▸ **Questions**
1. In the passage below on N. fowleri pathogenic mechanisms, how does the contact-dependent mechanism lead to the destruction of target cells? Answer in one to three sentences.
2. List every gene and protein named in the passage below on N. fowleri pathogenic mechanisms.

▸ **Quoted passage**

=== Begin Enclosure ===

Based on previous studies, we can propose the following hypotheses regarding the pathogenic mechanisms of N. fowleri: (1) Contact-independent mechanism − N. fowleri secretes proteins that damage target cells21; (2) Contact-dependent mechanisms − N. fowleri produces genes involved in the development of amoebastomes or food-cups, leading to the destruction of target cells20,35. The nfa1 gene related to this process is reported to be specifically expressed in the pseudopodia19. Additionally, the hsp70 gene has been identified as a molecular chaperone involved in the formation of food-cups36. The cytoskeletal protein, Nf-actin, is associated with the polymerization of fibrillar actin (F-actin) and globular actin (G-actin) and is highly expressed in the food-cup during phagocytosis14,20.

=== End Enclosure ===

▸ **Data extract**
=== Begin Enclosure ===

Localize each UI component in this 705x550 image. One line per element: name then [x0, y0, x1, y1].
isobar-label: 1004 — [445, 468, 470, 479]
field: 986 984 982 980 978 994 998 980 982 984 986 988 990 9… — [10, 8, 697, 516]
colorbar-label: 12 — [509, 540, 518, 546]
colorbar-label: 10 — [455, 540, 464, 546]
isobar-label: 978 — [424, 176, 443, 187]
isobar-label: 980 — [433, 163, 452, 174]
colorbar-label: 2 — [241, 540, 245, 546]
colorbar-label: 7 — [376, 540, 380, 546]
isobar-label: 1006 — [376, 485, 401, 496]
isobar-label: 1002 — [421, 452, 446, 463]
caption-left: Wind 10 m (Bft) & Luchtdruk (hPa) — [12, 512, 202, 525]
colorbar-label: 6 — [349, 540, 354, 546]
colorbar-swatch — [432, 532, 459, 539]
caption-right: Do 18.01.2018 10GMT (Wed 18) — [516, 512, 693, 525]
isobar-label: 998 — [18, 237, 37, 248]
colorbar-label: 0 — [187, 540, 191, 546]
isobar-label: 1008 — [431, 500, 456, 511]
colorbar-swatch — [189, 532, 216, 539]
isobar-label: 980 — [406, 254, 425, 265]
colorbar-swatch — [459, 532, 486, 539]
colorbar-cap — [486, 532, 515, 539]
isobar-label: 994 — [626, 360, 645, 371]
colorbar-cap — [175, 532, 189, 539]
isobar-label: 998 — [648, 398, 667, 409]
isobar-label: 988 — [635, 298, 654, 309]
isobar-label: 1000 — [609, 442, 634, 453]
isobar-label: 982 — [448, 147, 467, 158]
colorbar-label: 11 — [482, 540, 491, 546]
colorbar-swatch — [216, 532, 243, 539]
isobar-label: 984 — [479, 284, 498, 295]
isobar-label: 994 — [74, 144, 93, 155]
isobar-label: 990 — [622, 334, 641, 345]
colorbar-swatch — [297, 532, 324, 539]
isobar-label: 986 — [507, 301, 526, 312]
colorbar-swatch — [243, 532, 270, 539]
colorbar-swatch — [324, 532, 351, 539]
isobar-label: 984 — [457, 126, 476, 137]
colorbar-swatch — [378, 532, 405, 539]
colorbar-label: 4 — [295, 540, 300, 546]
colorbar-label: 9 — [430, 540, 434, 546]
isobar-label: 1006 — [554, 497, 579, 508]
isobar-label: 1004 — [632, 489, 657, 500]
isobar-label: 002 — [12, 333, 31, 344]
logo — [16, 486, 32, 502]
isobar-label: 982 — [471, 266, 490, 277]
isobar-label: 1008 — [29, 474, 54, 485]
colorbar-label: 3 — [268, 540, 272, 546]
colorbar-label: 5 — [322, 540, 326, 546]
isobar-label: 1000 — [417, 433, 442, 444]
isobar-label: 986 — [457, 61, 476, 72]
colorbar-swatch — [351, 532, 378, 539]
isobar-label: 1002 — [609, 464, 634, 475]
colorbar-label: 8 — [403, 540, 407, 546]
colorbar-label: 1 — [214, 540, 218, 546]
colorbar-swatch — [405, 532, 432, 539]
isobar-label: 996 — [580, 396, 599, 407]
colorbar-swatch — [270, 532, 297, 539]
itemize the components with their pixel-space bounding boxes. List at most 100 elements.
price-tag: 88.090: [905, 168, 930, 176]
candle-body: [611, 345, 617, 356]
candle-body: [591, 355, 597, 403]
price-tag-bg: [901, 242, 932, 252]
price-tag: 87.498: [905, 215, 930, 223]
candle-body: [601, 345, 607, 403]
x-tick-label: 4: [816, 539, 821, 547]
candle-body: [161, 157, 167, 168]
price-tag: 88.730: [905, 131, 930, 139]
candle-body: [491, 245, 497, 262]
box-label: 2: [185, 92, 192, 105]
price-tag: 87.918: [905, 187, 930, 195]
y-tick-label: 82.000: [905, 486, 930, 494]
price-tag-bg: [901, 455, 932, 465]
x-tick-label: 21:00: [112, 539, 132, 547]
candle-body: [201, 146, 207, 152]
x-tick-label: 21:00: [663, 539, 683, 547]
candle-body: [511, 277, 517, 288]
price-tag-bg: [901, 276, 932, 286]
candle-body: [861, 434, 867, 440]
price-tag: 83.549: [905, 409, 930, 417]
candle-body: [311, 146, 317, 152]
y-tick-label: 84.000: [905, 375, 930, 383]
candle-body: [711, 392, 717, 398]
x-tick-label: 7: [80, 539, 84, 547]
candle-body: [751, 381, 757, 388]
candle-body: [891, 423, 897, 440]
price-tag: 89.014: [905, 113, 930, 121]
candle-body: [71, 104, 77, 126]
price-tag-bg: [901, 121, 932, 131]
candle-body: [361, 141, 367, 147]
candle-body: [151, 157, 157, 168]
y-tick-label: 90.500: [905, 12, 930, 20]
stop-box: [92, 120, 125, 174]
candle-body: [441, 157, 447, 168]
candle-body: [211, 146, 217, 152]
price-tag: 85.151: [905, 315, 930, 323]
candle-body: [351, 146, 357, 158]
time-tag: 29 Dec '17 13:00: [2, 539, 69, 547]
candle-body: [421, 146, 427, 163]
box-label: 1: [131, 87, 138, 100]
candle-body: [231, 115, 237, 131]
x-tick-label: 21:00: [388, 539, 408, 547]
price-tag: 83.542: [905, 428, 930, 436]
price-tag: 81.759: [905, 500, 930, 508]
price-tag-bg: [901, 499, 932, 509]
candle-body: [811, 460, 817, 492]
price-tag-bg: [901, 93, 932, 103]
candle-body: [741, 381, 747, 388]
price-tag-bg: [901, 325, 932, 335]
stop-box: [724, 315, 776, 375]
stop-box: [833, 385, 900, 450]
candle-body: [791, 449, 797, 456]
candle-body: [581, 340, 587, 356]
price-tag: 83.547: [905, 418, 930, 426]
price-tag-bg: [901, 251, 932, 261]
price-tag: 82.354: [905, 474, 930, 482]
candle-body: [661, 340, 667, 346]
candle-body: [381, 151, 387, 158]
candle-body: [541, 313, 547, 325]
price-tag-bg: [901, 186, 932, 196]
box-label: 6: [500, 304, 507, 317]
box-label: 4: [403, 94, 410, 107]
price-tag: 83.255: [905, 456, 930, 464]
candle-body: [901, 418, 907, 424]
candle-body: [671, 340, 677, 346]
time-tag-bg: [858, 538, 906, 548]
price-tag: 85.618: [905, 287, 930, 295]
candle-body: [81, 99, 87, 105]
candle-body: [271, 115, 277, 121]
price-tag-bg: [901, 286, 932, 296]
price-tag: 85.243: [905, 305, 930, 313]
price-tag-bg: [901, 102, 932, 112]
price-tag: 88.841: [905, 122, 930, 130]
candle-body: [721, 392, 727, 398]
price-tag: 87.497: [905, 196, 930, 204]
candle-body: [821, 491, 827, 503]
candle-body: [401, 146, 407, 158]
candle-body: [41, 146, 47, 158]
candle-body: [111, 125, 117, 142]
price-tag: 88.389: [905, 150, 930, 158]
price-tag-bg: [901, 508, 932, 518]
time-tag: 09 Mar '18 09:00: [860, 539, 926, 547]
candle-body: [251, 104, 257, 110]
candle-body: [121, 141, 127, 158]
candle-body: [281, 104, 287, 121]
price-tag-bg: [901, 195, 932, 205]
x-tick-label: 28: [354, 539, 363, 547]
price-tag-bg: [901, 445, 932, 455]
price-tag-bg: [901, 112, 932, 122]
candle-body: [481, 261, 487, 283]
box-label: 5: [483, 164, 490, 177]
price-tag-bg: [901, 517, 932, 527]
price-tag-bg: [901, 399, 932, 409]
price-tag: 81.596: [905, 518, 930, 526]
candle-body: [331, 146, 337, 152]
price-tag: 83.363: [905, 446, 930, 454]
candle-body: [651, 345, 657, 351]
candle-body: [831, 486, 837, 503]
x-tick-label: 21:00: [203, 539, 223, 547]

=== End Enclosure ===

▸ **Answers provided**
1. N. fowleri produces genes involved in the development of amoebastomes, or food-cups, and this leads to the destruction of target cells. Genes linked to this process include nfa1, which is specifically expressed in the pseudopodia, and hsp70, a molecular chaperone involved in forming food-cups.

2.
- nfa1
- hsp70
- Nf-actin
- fibrillar actin (F-actin)
- globular actin (G-actin)